(Items listed in a dataset)
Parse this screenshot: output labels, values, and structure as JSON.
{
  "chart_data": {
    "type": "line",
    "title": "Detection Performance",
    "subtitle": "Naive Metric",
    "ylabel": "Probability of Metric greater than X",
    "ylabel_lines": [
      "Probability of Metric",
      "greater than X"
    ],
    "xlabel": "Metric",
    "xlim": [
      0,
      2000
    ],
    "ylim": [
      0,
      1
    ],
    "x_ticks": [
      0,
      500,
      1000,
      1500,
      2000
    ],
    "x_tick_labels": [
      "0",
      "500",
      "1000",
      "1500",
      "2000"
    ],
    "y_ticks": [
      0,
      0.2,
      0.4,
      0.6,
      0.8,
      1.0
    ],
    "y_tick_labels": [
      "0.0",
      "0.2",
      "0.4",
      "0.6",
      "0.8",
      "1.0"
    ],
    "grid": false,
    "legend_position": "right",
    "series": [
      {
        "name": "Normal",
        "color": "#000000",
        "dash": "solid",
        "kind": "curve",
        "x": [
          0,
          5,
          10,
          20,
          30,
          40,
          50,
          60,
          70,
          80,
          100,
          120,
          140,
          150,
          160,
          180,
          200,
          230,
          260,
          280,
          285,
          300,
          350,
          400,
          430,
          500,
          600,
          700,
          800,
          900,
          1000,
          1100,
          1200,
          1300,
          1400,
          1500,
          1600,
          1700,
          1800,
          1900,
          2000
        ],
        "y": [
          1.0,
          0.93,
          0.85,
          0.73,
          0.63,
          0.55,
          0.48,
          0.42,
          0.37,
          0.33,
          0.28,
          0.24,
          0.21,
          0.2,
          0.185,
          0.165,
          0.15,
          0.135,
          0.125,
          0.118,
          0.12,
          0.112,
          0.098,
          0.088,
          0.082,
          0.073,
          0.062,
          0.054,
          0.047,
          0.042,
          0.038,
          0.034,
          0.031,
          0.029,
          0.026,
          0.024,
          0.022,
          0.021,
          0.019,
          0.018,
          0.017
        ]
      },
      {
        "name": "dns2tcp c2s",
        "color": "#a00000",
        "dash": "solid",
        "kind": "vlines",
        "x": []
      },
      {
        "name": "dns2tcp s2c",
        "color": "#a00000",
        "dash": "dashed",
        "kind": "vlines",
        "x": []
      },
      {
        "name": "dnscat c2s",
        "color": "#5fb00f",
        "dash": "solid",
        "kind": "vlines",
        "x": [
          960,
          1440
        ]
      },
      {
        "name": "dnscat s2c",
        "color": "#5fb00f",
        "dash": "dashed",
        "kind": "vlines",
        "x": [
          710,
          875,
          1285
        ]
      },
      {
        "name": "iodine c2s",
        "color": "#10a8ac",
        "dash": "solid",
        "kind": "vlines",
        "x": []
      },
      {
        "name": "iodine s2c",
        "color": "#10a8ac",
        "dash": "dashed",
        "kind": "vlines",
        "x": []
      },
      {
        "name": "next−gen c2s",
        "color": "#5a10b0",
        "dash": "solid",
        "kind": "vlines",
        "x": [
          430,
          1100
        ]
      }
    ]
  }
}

## PROBLEM STATEMENT
Once more, set down the full listing, verbatim.

## ANSWER IN FULL
Parse this screenshot: output labels, values, and structure as JSON.
{
  "chart_data": {
    "type": "line",
    "title": "Detection Performance",
    "subtitle": "Naive Metric",
    "ylabel": "Probability of Metric greater than X",
    "ylabel_lines": [
      "Probability of Metric",
      "greater than X"
    ],
    "xlabel": "Metric",
    "xlim": [
      0,
      2000
    ],
    "ylim": [
      0,
      1
    ],
    "x_ticks": [
      0,
      500,
      1000,
      1500,
      2000
    ],
    "x_tick_labels": [
      "0",
      "500",
      "1000",
      "1500",
      "2000"
    ],
    "y_ticks": [
      0,
      0.2,
      0.4,
      0.6,
      0.8,
      1.0
    ],
    "y_tick_labels": [
      "0.0",
      "0.2",
      "0.4",
      "0.6",
      "0.8",
      "1.0"
    ],
    "grid": false,
    "legend_position": "right",
    "series": [
      {
        "name": "Normal",
        "color": "#000000",
        "dash": "solid",
        "kind": "curve",
        "x": [
          0,
          5,
          10,
          20,
          30,
          40,
          50,
          60,
          70,
          80,
          100,
          120,
          140,
          150,
          160,
          180,
          200,
          230,
          260,
          280,
          285,
          300,
          350,
          400,
          430,
          500,
          600,
          700,
          800,
          900,
          1000,
          1100,
          1200,
          1300,
          1400,
          1500,
          1600,
          1700,
          1800,
          1900,
          2000
        ],
        "y": [
          1.0,
          0.93,
          0.85,
          0.73,
          0.63,
          0.55,
          0.48,
          0.42,
          0.37,
          0.33,
          0.28,
          0.24,
          0.21,
          0.2,
          0.185,
          0.165,
          0.15,
          0.135,
          0.125,
          0.118,
          0.12,
          0.112,
          0.098,
          0.088,
          0.082,
          0.073,
          0.062,
          0.054,
          0.047,
          0.042,
          0.038,
          0.034,
          0.031,
          0.029,
          0.026,
          0.024,
          0.022,
          0.021,
          0.019,
          0.018,
          0.017
        ]
      },
      {
        "name": "dns2tcp c2s",
        "color": "#a00000",
        "dash": "solid",
        "kind": "vlines",
        "x": []
      },
      {
        "name": "dns2tcp s2c",
        "color": "#a00000",
        "dash": "dashed",
        "kind": "vlines",
        "x": []
      },
      {
        "name": "dnscat c2s",
        "color": "#5fb00f",
        "dash": "solid",
        "kind": "vlines",
        "x": [
          960,
          1440
        ]
      },
      {
        "name": "dnscat s2c",
        "color": "#5fb00f",
        "dash": "dashed",
        "kind": "vlines",
        "x": [
          710,
          875,
          1285
        ]
      },
      {
        "name": "iodine c2s",
        "color": "#10a8ac",
        "dash": "solid",
        "kind": "vlines",
        "x": []
      },
      {
        "name": "iodine s2c",
        "color": "#10a8ac",
        "dash": "dashed",
        "kind": "vlines",
        "x": []
      },
      {
        "name": "next−gen c2s",
        "color": "#5a10b0",
        "dash": "solid",
        "kind": "vlines",
        "x": [
          430,
          1100
        ]
      }
    ]
  }
}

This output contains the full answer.